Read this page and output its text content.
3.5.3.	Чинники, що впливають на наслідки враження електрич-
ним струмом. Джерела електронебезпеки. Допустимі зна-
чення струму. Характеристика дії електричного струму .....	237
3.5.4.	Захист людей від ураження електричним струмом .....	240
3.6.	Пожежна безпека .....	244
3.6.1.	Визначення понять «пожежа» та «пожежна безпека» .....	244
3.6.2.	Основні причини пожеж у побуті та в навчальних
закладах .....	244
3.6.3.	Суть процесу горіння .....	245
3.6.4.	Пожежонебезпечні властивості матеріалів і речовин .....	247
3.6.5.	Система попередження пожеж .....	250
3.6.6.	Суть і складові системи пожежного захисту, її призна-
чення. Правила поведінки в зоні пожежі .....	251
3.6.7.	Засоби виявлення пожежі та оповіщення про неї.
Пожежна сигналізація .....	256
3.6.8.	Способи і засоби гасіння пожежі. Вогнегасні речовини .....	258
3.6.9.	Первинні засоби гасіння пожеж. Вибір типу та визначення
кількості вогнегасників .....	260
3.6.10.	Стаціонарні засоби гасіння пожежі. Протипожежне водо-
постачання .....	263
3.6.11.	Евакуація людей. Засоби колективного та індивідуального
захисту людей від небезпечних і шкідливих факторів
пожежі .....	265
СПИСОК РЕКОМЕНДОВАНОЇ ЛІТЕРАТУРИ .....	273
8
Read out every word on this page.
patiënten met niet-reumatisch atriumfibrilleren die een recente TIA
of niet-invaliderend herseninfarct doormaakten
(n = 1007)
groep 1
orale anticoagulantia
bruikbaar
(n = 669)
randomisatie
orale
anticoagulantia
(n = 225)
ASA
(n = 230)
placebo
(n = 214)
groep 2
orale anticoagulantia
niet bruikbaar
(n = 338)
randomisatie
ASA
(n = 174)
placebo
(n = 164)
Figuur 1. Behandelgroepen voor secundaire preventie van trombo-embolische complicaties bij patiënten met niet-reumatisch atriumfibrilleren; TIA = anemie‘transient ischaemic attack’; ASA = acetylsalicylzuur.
--------------------------------
◆ Problem details: All entries must be repeated verbatim.

◆ Answer:
Read this page and output its text content.
3.5.3.	Чинники, що впливають на наслідки враження електрич-
ним струмом. Джерела електронебезпеки. Допустимі зна-
чення струму. Характеристика дії електричного струму .....	237
3.5.4.	Захист людей від ураження електричним струмом .....	240
3.6.	Пожежна безпека .....	244
3.6.1.	Визначення понять «пожежа» та «пожежна безпека» .....	244
3.6.2.	Основні причини пожеж у побуті та в навчальних
закладах .....	244
3.6.3.	Суть процесу горіння .....	245
3.6.4.	Пожежонебезпечні властивості матеріалів і речовин .....	247
3.6.5.	Система попередження пожеж .....	250
3.6.6.	Суть і складові системи пожежного захисту, її призна-
чення. Правила поведінки в зоні пожежі .....	251
3.6.7.	Засоби виявлення пожежі та оповіщення про неї.
Пожежна сигналізація .....	256
3.6.8.	Способи і засоби гасіння пожежі. Вогнегасні речовини .....	258
3.6.9.	Первинні засоби гасіння пожеж. Вибір типу та визначення
кількості вогнегасників .....	260
3.6.10.	Стаціонарні засоби гасіння пожежі. Протипожежне водо-
постачання .....	263
3.6.11.	Евакуація людей. Засоби колективного та індивідуального
захисту людей від небезпечних і шкідливих факторів
пожежі .....	265
СПИСОК РЕКОМЕНДОВАНОЇ ЛІТЕРАТУРИ .....	273
8
Read out every word on this page.
patiënten met niet-reumatisch atriumfibrilleren die een recente TIA
of niet-invaliderend herseninfarct doormaakten
(n = 1007)
groep 1
orale anticoagulantia
bruikbaar
(n = 669)
randomisatie
orale
anticoagulantia
(n = 225)
ASA
(n = 230)
placebo
(n = 214)
groep 2
orale anticoagulantia
niet bruikbaar
(n = 338)
randomisatie
ASA
(n = 174)
placebo
(n = 164)
Figuur 1. Behandelgroepen voor secundaire preventie van trombo-embolische complicaties bij patiënten met niet-reumatisch atriumfibrilleren; TIA = anemie‘transient ischaemic attack’; ASA = acetylsalicylzuur.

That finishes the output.